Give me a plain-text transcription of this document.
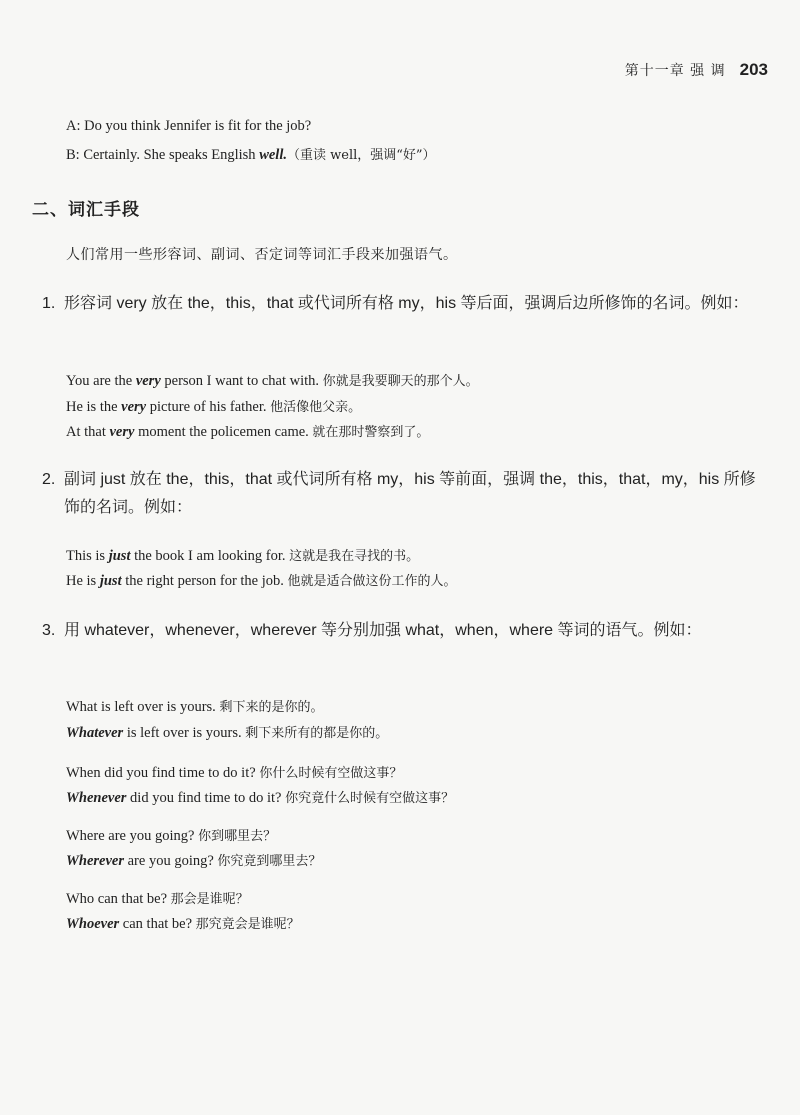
第十一章 强 调 203
A: Do you think Jennifer is fit for the job?
B: Certainly. She speaks English well.（重读 well，强调“好”）
二、词汇手段
人们常用一些形容词、副词、否定词等词汇手段来加强语气。
1. 形容词 very 放在 the，this，that 或代词所有格 my，his 等后面，强调后边所修饰的名词。例如：
You are the very person I want to chat with. 你就是我要聊天的那个人。
He is the very picture of his father. 他活像他父亲。
At that very moment the policemen came. 就在那时警察到了。
2. 副词 just 放在 the，this，that 或代词所有格 my，his 等前面，强调 the，this，that，my，his 所修饰的名词。例如：
This is just the book I am looking for. 这就是我在寻找的书。
He is just the right person for the job. 他就是适合做这份工作的人。
3. 用 whatever，whenever，wherever 等分别加强 what，when，where 等词的语气。例如：
What is left over is yours. 剩下来的是你的。
Whatever is left over is yours. 剩下来所有的都是你的。
When did you find time to do it? 你什么时候有空做这事？
Whenever did you find time to do it? 你究竟什么时候有空做这事？
Where are you going? 你到哪里去？
Wherever are you going? 你究竟到哪里去？
Who can that be? 那会是谁呢？
Whoever can that be? 那究竟会是谁呢？
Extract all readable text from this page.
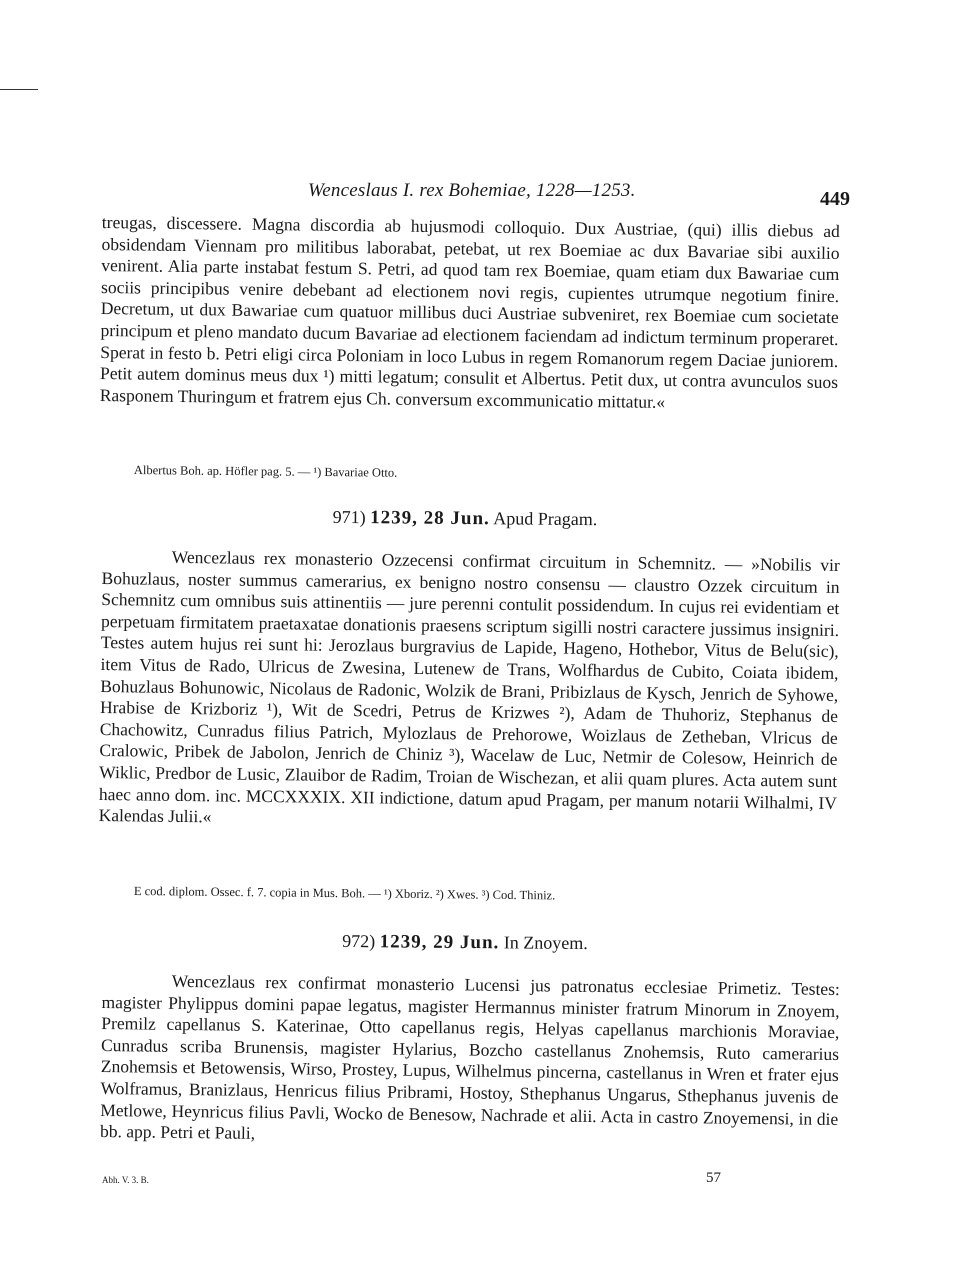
Wenceslaus I. rex Bohemiae, 1228—1253.	449

treugas, discessere. Magna discordia ab hujusmodi colloquio. Dux Austriae, (qui) illis diebus ad obsidendam Viennam pro militibus laborabat, petebat, ut rex Boemiae ac dux Bavariae sibi auxilio venirent. Alia parte instabat festum S. Petri, ad quod tam rex Boemiae, quam etiam dux Bawariae cum sociis principibus venire debebant ad electionem novi regis, cupientes utrumque negotium finire. Decretum, ut dux Bawariae cum quatuor millibus duci Austriae subveniret, rex Boemiae cum societate principum et pleno mandato ducum Bavariae ad electionem faciendam ad indictum terminum properaret. Sperat in festo b. Petri eligi circa Poloniam in loco Lubus in regem Romanorum regem Daciae juniorem. Petit autem dominus meus dux ¹) mitti legatum; consulit et Albertus. Petit dux, ut contra avunculos suos Rasponem Thuringum et fratrem ejus Ch. conversum excommunicatio mittatur.«

Albertus Boh. ap. Höfler pag. 5. — ¹) Bavariae Otto.
971) 1239, 28 Jun. Apud Pragam.

Wencezlaus rex monasterio Ozzecensi confirmat circuitum in Schemnitz. — »Nobilis vir Bohuzlaus, noster summus camerarius, ex benigno nostro consensu — claustro Ozzek circuitum in Schemnitz cum omnibus suis attinentiis — jure perenni contulit possidendum. In cujus rei evidentiam et perpetuam firmitatem praetaxatae donationis praesens scriptum sigilli nostri caractere jussimus insigniri. Testes autem hujus rei sunt hi: Jerozlaus burgravius de Lapide, Hageno, Hothebor, Vitus de Belu(sic), item Vitus de Rado, Ulricus de Zwesina, Lutenew de Trans, Wolfhardus de Cubito, Coiata ibidem, Bohuzlaus Bohunowic, Nicolaus de Radonic, Wolzik de Brani, Pribizlaus de Kysch, Jenrich de Syhowe, Hrabise de Krizboriz ¹), Wit de Scedri, Petrus de Krizwes ²), Adam de Thuhoriz, Stephanus de Chachowitz, Cunradus filius Patrich, Mylozlaus de Prehorowe, Woizlaus de Zetheban, Vlricus de Cralowic, Pribek de Jabolon, Jenrich de Chiniz ³), Wacelaw de Luc, Netmir de Colesow, Heinrich de Wiklic, Predbor de Lusic, Zlauibor de Radim, Troian de Wischezan, et alii quam plures. Acta autem sunt haec anno dom. inc. MCCXXXIX. XII indictione, datum apud Pragam, per manum notarii Wilhalmi, IV Kalendas Julii.«

E cod. diplom. Ossec. f. 7. copia in Mus. Boh. — ¹) Xboriz. ²) Xwes. ³) Cod. Thiniz.
972) 1239, 29 Jun. In Znoyem.

Wencezlaus rex confirmat monasterio Lucensi jus patronatus ecclesiae Primetiz. Testes: magister Phylippus domini papae legatus, magister Hermannus minister fratrum Minorum in Znoyem, Premilz capellanus S. Katerinae, Otto capellanus regis, Helyas capellanus marchionis Moraviae, Cunradus scriba Brunensis, magister Hylarius, Bozcho castellanus Znohemsis, Ruto camerarius Znohemsis et Betowensis, Wirso, Prostey, Lupus, Wilhelmus pincerna, castellanus in Wren et frater ejus Wolframus, Branizlaus, Henricus filius Pribrami, Hostoy, Sthephanus Ungarus, Sthephanus juvenis de Metlowe, Heynricus filius Pavli, Wocko de Benesow, Nachrade et alii. Acta in castro Znoyemensi, in die bb. app. Petri et Pauli,

Abh. V. 3. B.	57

REQUIREMENTS: Every line of the data should be copied as it stands, without the images.

EXERCISE SOLUTION:
Give me a plain-text transcription of this document.
第十一章 强 调 203
A: Do you think Jennifer is fit for the job?
B: Certainly. She speaks English well.（重读 well，强调“好”）
二、词汇手段
人们常用一些形容词、副词、否定词等词汇手段来加强语气。
1. 形容词 very 放在 the，this，that 或代词所有格 my，his 等后面，强调后边所修饰的名词。例如：
You are the very person I want to chat with. 你就是我要聊天的那个人。
He is the very picture of his father. 他活像他父亲。
At that very moment the policemen came. 就在那时警察到了。
2. 副词 just 放在 the，this，that 或代词所有格 my，his 等前面，强调 the，this，that，my，his 所修饰的名词。例如：
This is just the book I am looking for. 这就是我在寻找的书。
He is just the right person for the job. 他就是适合做这份工作的人。
3. 用 whatever，whenever，wherever 等分别加强 what，when，where 等词的语气。例如：
What is left over is yours. 剩下来的是你的。
Whatever is left over is yours. 剩下来所有的都是你的。
When did you find time to do it? 你什么时候有空做这事？
Whenever did you find time to do it? 你究竟什么时候有空做这事？
Where are you going? 你到哪里去？
Wherever are you going? 你究竟到哪里去？
Who can that be? 那会是谁呢？
Whoever can that be? 那究竟会是谁呢？
Extract all readable text from this page.
Wenceslaus I. rex Bohemiae, 1228—1253.	449

treugas, discessere. Magna discordia ab hujusmodi colloquio. Dux Austriae, (qui) illis diebus ad obsidendam Viennam pro militibus laborabat, petebat, ut rex Boemiae ac dux Bavariae sibi auxilio venirent. Alia parte instabat festum S. Petri, ad quod tam rex Boemiae, quam etiam dux Bawariae cum sociis principibus venire debebant ad electionem novi regis, cupientes utrumque negotium finire. Decretum, ut dux Bawariae cum quatuor millibus duci Austriae subveniret, rex Boemiae cum societate principum et pleno mandato ducum Bavariae ad electionem faciendam ad indictum terminum properaret. Sperat in festo b. Petri eligi circa Poloniam in loco Lubus in regem Romanorum regem Daciae juniorem. Petit autem dominus meus dux ¹) mitti legatum; consulit et Albertus. Petit dux, ut contra avunculos suos Rasponem Thuringum et fratrem ejus Ch. conversum excommunicatio mittatur.«

Albertus Boh. ap. Höfler pag. 5. — ¹) Bavariae Otto.
971) 1239, 28 Jun. Apud Pragam.

Wencezlaus rex monasterio Ozzecensi confirmat circuitum in Schemnitz. — »Nobilis vir Bohuzlaus, noster summus camerarius, ex benigno nostro consensu — claustro Ozzek circuitum in Schemnitz cum omnibus suis attinentiis — jure perenni contulit possidendum. In cujus rei evidentiam et perpetuam firmitatem praetaxatae donationis praesens scriptum sigilli nostri caractere jussimus insigniri. Testes autem hujus rei sunt hi: Jerozlaus burgravius de Lapide, Hageno, Hothebor, Vitus de Belu(sic), item Vitus de Rado, Ulricus de Zwesina, Lutenew de Trans, Wolfhardus de Cubito, Coiata ibidem, Bohuzlaus Bohunowic, Nicolaus de Radonic, Wolzik de Brani, Pribizlaus de Kysch, Jenrich de Syhowe, Hrabise de Krizboriz ¹), Wit de Scedri, Petrus de Krizwes ²), Adam de Thuhoriz, Stephanus de Chachowitz, Cunradus filius Patrich, Mylozlaus de Prehorowe, Woizlaus de Zetheban, Vlricus de Cralowic, Pribek de Jabolon, Jenrich de Chiniz ³), Wacelaw de Luc, Netmir de Colesow, Heinrich de Wiklic, Predbor de Lusic, Zlauibor de Radim, Troian de Wischezan, et alii quam plures. Acta autem sunt haec anno dom. inc. MCCXXXIX. XII indictione, datum apud Pragam, per manum notarii Wilhalmi, IV Kalendas Julii.«

E cod. diplom. Ossec. f. 7. copia in Mus. Boh. — ¹) Xboriz. ²) Xwes. ³) Cod. Thiniz.
972) 1239, 29 Jun. In Znoyem.

Wencezlaus rex confirmat monasterio Lucensi jus patronatus ecclesiae Primetiz. Testes: magister Phylippus domini papae legatus, magister Hermannus minister fratrum Minorum in Znoyem, Premilz capellanus S. Katerinae, Otto capellanus regis, Helyas capellanus marchionis Moraviae, Cunradus scriba Brunensis, magister Hylarius, Bozcho castellanus Znohemsis, Ruto camerarius Znohemsis et Betowensis, Wirso, Prostey, Lupus, Wilhelmus pincerna, castellanus in Wren et frater ejus Wolframus, Branizlaus, Henricus filius Pribrami, Hostoy, Sthephanus Ungarus, Sthephanus juvenis de Metlowe, Heynricus filius Pavli, Wocko de Benesow, Nachrade et alii. Acta in castro Znoyemensi, in die bb. app. Petri et Pauli,

Abh. V. 3. B.	57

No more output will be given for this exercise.